__PROBLEM DESCRIPTION__
Would you repeat the listing exactly but omit every picture?

^^^^^^^^^^^^^^^^

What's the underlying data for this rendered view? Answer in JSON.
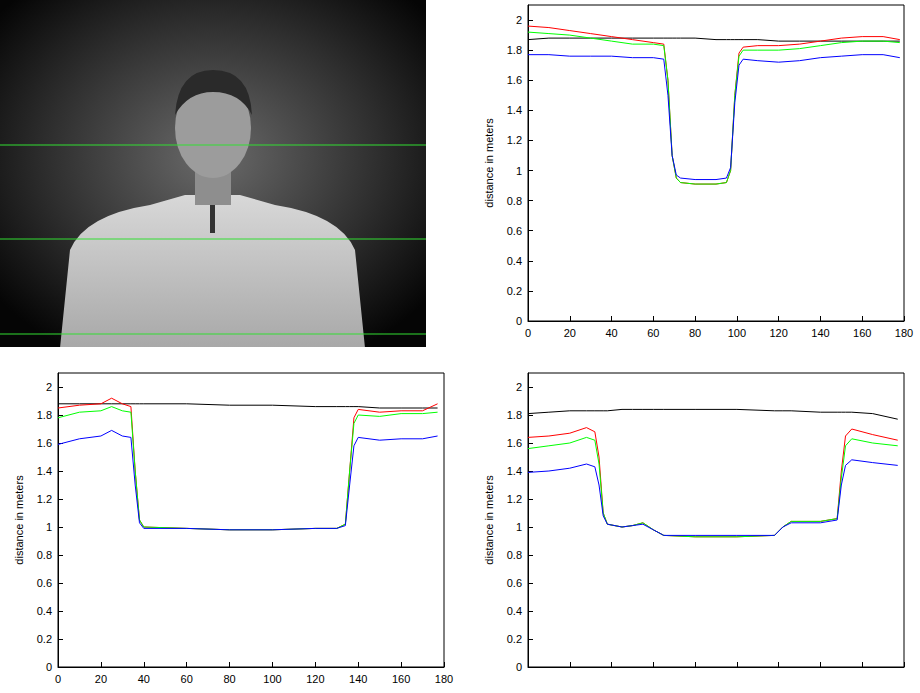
{
  "chart_data": [
    {
      "type": "line",
      "ylabel": "distance in meters",
      "xlim": [
        0,
        180
      ],
      "xticks": [
        0,
        20,
        40,
        60,
        80,
        100,
        120,
        140,
        160,
        180
      ],
      "ylim": [
        0,
        2.1
      ],
      "yticks": [
        0,
        0.2,
        0.4,
        0.6,
        0.8,
        1,
        1.2,
        1.4,
        1.6,
        1.8,
        2
      ],
      "grid": false,
      "x": [
        0,
        10,
        20,
        30,
        40,
        50,
        60,
        65,
        67,
        69,
        71,
        73,
        80,
        90,
        95,
        97,
        99,
        101,
        103,
        110,
        120,
        130,
        140,
        150,
        160,
        170,
        178
      ],
      "series": [
        {
          "color": "#000000",
          "values": [
            1.87,
            1.88,
            1.88,
            1.88,
            1.88,
            1.88,
            1.88,
            1.88,
            1.88,
            1.88,
            1.88,
            1.88,
            1.88,
            1.87,
            1.87,
            1.87,
            1.87,
            1.87,
            1.87,
            1.87,
            1.86,
            1.86,
            1.86,
            1.86,
            1.86,
            1.86,
            1.86
          ]
        },
        {
          "color": "#ff0000",
          "values": [
            1.96,
            1.95,
            1.93,
            1.91,
            1.89,
            1.87,
            1.85,
            1.84,
            1.6,
            1.1,
            0.95,
            0.92,
            0.91,
            0.91,
            0.92,
            1.0,
            1.5,
            1.78,
            1.82,
            1.83,
            1.83,
            1.84,
            1.86,
            1.88,
            1.89,
            1.89,
            1.87
          ]
        },
        {
          "color": "#00ff00",
          "values": [
            1.92,
            1.91,
            1.9,
            1.88,
            1.86,
            1.84,
            1.84,
            1.83,
            1.6,
            1.1,
            0.95,
            0.92,
            0.91,
            0.91,
            0.92,
            1.0,
            1.5,
            1.76,
            1.8,
            1.8,
            1.8,
            1.81,
            1.83,
            1.85,
            1.86,
            1.86,
            1.85
          ]
        },
        {
          "color": "#0000ff",
          "values": [
            1.77,
            1.77,
            1.76,
            1.76,
            1.76,
            1.75,
            1.75,
            1.74,
            1.5,
            1.1,
            0.97,
            0.95,
            0.94,
            0.94,
            0.95,
            1.02,
            1.45,
            1.7,
            1.74,
            1.73,
            1.72,
            1.73,
            1.75,
            1.76,
            1.77,
            1.77,
            1.75
          ]
        }
      ]
    },
    {
      "type": "line",
      "ylabel": "distance in meters",
      "xlim": [
        0,
        180
      ],
      "xticks": [
        0,
        20,
        40,
        60,
        80,
        100,
        120,
        140,
        160,
        180
      ],
      "ylim": [
        0,
        2.1
      ],
      "yticks": [
        0,
        0.2,
        0.4,
        0.6,
        0.8,
        1,
        1.2,
        1.4,
        1.6,
        1.8,
        2
      ],
      "grid": false,
      "x": [
        0,
        10,
        20,
        25,
        30,
        34,
        36,
        38,
        40,
        60,
        80,
        100,
        120,
        130,
        134,
        136,
        138,
        140,
        150,
        160,
        170,
        177
      ],
      "series": [
        {
          "color": "#000000",
          "values": [
            1.88,
            1.88,
            1.88,
            1.88,
            1.88,
            1.88,
            1.88,
            1.88,
            1.88,
            1.88,
            1.87,
            1.87,
            1.86,
            1.86,
            1.86,
            1.86,
            1.86,
            1.86,
            1.85,
            1.85,
            1.85,
            1.85
          ]
        },
        {
          "color": "#ff0000",
          "values": [
            1.85,
            1.87,
            1.88,
            1.92,
            1.88,
            1.86,
            1.4,
            1.05,
            1.0,
            0.99,
            0.98,
            0.98,
            0.99,
            0.99,
            1.02,
            1.4,
            1.78,
            1.84,
            1.82,
            1.83,
            1.83,
            1.88
          ]
        },
        {
          "color": "#00ff00",
          "values": [
            1.78,
            1.82,
            1.83,
            1.86,
            1.83,
            1.82,
            1.4,
            1.05,
            1.0,
            0.99,
            0.98,
            0.98,
            0.99,
            0.99,
            1.02,
            1.4,
            1.74,
            1.8,
            1.79,
            1.81,
            1.81,
            1.82
          ]
        },
        {
          "color": "#0000ff",
          "values": [
            1.59,
            1.63,
            1.65,
            1.69,
            1.65,
            1.64,
            1.3,
            1.03,
            0.99,
            0.99,
            0.98,
            0.98,
            0.99,
            0.99,
            1.01,
            1.3,
            1.58,
            1.64,
            1.62,
            1.63,
            1.63,
            1.65
          ]
        }
      ]
    },
    {
      "type": "line",
      "ylabel": "distance in meters",
      "xlim": [
        0,
        180
      ],
      "xticks": [
        0,
        20,
        40,
        60,
        80,
        100,
        120,
        140,
        160,
        180
      ],
      "ylim": [
        0,
        2.1
      ],
      "yticks": [
        0,
        0.2,
        0.4,
        0.6,
        0.8,
        1,
        1.2,
        1.4,
        1.6,
        1.8,
        2
      ],
      "grid": false,
      "tick_labels": "y",
      "x": [
        0,
        10,
        20,
        28,
        32,
        34,
        36,
        38,
        45,
        50,
        55,
        60,
        65,
        80,
        100,
        118,
        122,
        126,
        140,
        148,
        150,
        152,
        155,
        165,
        177
      ],
      "series": [
        {
          "color": "#000000",
          "values": [
            1.81,
            1.82,
            1.83,
            1.83,
            1.83,
            1.83,
            1.83,
            1.83,
            1.84,
            1.84,
            1.84,
            1.84,
            1.84,
            1.84,
            1.84,
            1.83,
            1.83,
            1.83,
            1.82,
            1.82,
            1.82,
            1.82,
            1.82,
            1.81,
            1.77
          ]
        },
        {
          "color": "#ff0000",
          "values": [
            1.64,
            1.65,
            1.67,
            1.71,
            1.68,
            1.5,
            1.1,
            1.02,
            1.0,
            1.01,
            1.03,
            0.98,
            0.94,
            0.93,
            0.93,
            0.94,
            1.0,
            1.04,
            1.04,
            1.06,
            1.4,
            1.65,
            1.7,
            1.66,
            1.62
          ]
        },
        {
          "color": "#00ff00",
          "values": [
            1.56,
            1.58,
            1.6,
            1.64,
            1.62,
            1.45,
            1.1,
            1.02,
            1.0,
            1.01,
            1.03,
            0.98,
            0.94,
            0.93,
            0.93,
            0.94,
            1.0,
            1.04,
            1.04,
            1.06,
            1.35,
            1.58,
            1.63,
            1.6,
            1.58
          ]
        },
        {
          "color": "#0000ff",
          "values": [
            1.39,
            1.4,
            1.42,
            1.45,
            1.43,
            1.3,
            1.08,
            1.02,
            1.0,
            1.01,
            1.02,
            0.98,
            0.94,
            0.94,
            0.94,
            0.94,
            1.0,
            1.03,
            1.03,
            1.05,
            1.3,
            1.44,
            1.48,
            1.46,
            1.44
          ]
        }
      ]
    }
  ]
}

^^^^^^^^^^^^^^^^

__EXERCISE RESPONSE__
What's the underlying data for this rendered view? Answer in JSON.
{
  "chart_data": [
    {
      "type": "line",
      "ylabel": "distance in meters",
      "xlim": [
        0,
        180
      ],
      "xticks": [
        0,
        20,
        40,
        60,
        80,
        100,
        120,
        140,
        160,
        180
      ],
      "ylim": [
        0,
        2.1
      ],
      "yticks": [
        0,
        0.2,
        0.4,
        0.6,
        0.8,
        1,
        1.2,
        1.4,
        1.6,
        1.8,
        2
      ],
      "grid": false,
      "x": [
        0,
        10,
        20,
        30,
        40,
        50,
        60,
        65,
        67,
        69,
        71,
        73,
        80,
        90,
        95,
        97,
        99,
        101,
        103,
        110,
        120,
        130,
        140,
        150,
        160,
        170,
        178
      ],
      "series": [
        {
          "color": "#000000",
          "values": [
            1.87,
            1.88,
            1.88,
            1.88,
            1.88,
            1.88,
            1.88,
            1.88,
            1.88,
            1.88,
            1.88,
            1.88,
            1.88,
            1.87,
            1.87,
            1.87,
            1.87,
            1.87,
            1.87,
            1.87,
            1.86,
            1.86,
            1.86,
            1.86,
            1.86,
            1.86,
            1.86
          ]
        },
        {
          "color": "#ff0000",
          "values": [
            1.96,
            1.95,
            1.93,
            1.91,
            1.89,
            1.87,
            1.85,
            1.84,
            1.6,
            1.1,
            0.95,
            0.92,
            0.91,
            0.91,
            0.92,
            1.0,
            1.5,
            1.78,
            1.82,
            1.83,
            1.83,
            1.84,
            1.86,
            1.88,
            1.89,
            1.89,
            1.87
          ]
        },
        {
          "color": "#00ff00",
          "values": [
            1.92,
            1.91,
            1.9,
            1.88,
            1.86,
            1.84,
            1.84,
            1.83,
            1.6,
            1.1,
            0.95,
            0.92,
            0.91,
            0.91,
            0.92,
            1.0,
            1.5,
            1.76,
            1.8,
            1.8,
            1.8,
            1.81,
            1.83,
            1.85,
            1.86,
            1.86,
            1.85
          ]
        },
        {
          "color": "#0000ff",
          "values": [
            1.77,
            1.77,
            1.76,
            1.76,
            1.76,
            1.75,
            1.75,
            1.74,
            1.5,
            1.1,
            0.97,
            0.95,
            0.94,
            0.94,
            0.95,
            1.02,
            1.45,
            1.7,
            1.74,
            1.73,
            1.72,
            1.73,
            1.75,
            1.76,
            1.77,
            1.77,
            1.75
          ]
        }
      ]
    },
    {
      "type": "line",
      "ylabel": "distance in meters",
      "xlim": [
        0,
        180
      ],
      "xticks": [
        0,
        20,
        40,
        60,
        80,
        100,
        120,
        140,
        160,
        180
      ],
      "ylim": [
        0,
        2.1
      ],
      "yticks": [
        0,
        0.2,
        0.4,
        0.6,
        0.8,
        1,
        1.2,
        1.4,
        1.6,
        1.8,
        2
      ],
      "grid": false,
      "x": [
        0,
        10,
        20,
        25,
        30,
        34,
        36,
        38,
        40,
        60,
        80,
        100,
        120,
        130,
        134,
        136,
        138,
        140,
        150,
        160,
        170,
        177
      ],
      "series": [
        {
          "color": "#000000",
          "values": [
            1.88,
            1.88,
            1.88,
            1.88,
            1.88,
            1.88,
            1.88,
            1.88,
            1.88,
            1.88,
            1.87,
            1.87,
            1.86,
            1.86,
            1.86,
            1.86,
            1.86,
            1.86,
            1.85,
            1.85,
            1.85,
            1.85
          ]
        },
        {
          "color": "#ff0000",
          "values": [
            1.85,
            1.87,
            1.88,
            1.92,
            1.88,
            1.86,
            1.4,
            1.05,
            1.0,
            0.99,
            0.98,
            0.98,
            0.99,
            0.99,
            1.02,
            1.4,
            1.78,
            1.84,
            1.82,
            1.83,
            1.83,
            1.88
          ]
        },
        {
          "color": "#00ff00",
          "values": [
            1.78,
            1.82,
            1.83,
            1.86,
            1.83,
            1.82,
            1.4,
            1.05,
            1.0,
            0.99,
            0.98,
            0.98,
            0.99,
            0.99,
            1.02,
            1.4,
            1.74,
            1.8,
            1.79,
            1.81,
            1.81,
            1.82
          ]
        },
        {
          "color": "#0000ff",
          "values": [
            1.59,
            1.63,
            1.65,
            1.69,
            1.65,
            1.64,
            1.3,
            1.03,
            0.99,
            0.99,
            0.98,
            0.98,
            0.99,
            0.99,
            1.01,
            1.3,
            1.58,
            1.64,
            1.62,
            1.63,
            1.63,
            1.65
          ]
        }
      ]
    },
    {
      "type": "line",
      "ylabel": "distance in meters",
      "xlim": [
        0,
        180
      ],
      "xticks": [
        0,
        20,
        40,
        60,
        80,
        100,
        120,
        140,
        160,
        180
      ],
      "ylim": [
        0,
        2.1
      ],
      "yticks": [
        0,
        0.2,
        0.4,
        0.6,
        0.8,
        1,
        1.2,
        1.4,
        1.6,
        1.8,
        2
      ],
      "grid": false,
      "tick_labels": "y",
      "x": [
        0,
        10,
        20,
        28,
        32,
        34,
        36,
        38,
        45,
        50,
        55,
        60,
        65,
        80,
        100,
        118,
        122,
        126,
        140,
        148,
        150,
        152,
        155,
        165,
        177
      ],
      "series": [
        {
          "color": "#000000",
          "values": [
            1.81,
            1.82,
            1.83,
            1.83,
            1.83,
            1.83,
            1.83,
            1.83,
            1.84,
            1.84,
            1.84,
            1.84,
            1.84,
            1.84,
            1.84,
            1.83,
            1.83,
            1.83,
            1.82,
            1.82,
            1.82,
            1.82,
            1.82,
            1.81,
            1.77
          ]
        },
        {
          "color": "#ff0000",
          "values": [
            1.64,
            1.65,
            1.67,
            1.71,
            1.68,
            1.5,
            1.1,
            1.02,
            1.0,
            1.01,
            1.03,
            0.98,
            0.94,
            0.93,
            0.93,
            0.94,
            1.0,
            1.04,
            1.04,
            1.06,
            1.4,
            1.65,
            1.7,
            1.66,
            1.62
          ]
        },
        {
          "color": "#00ff00",
          "values": [
            1.56,
            1.58,
            1.6,
            1.64,
            1.62,
            1.45,
            1.1,
            1.02,
            1.0,
            1.01,
            1.03,
            0.98,
            0.94,
            0.93,
            0.93,
            0.94,
            1.0,
            1.04,
            1.04,
            1.06,
            1.35,
            1.58,
            1.63,
            1.6,
            1.58
          ]
        },
        {
          "color": "#0000ff",
          "values": [
            1.39,
            1.4,
            1.42,
            1.45,
            1.43,
            1.3,
            1.08,
            1.02,
            1.0,
            1.01,
            1.02,
            0.98,
            0.94,
            0.94,
            0.94,
            0.94,
            1.0,
            1.03,
            1.03,
            1.05,
            1.3,
            1.44,
            1.48,
            1.46,
            1.44
          ]
        }
      ]
    }
  ]
}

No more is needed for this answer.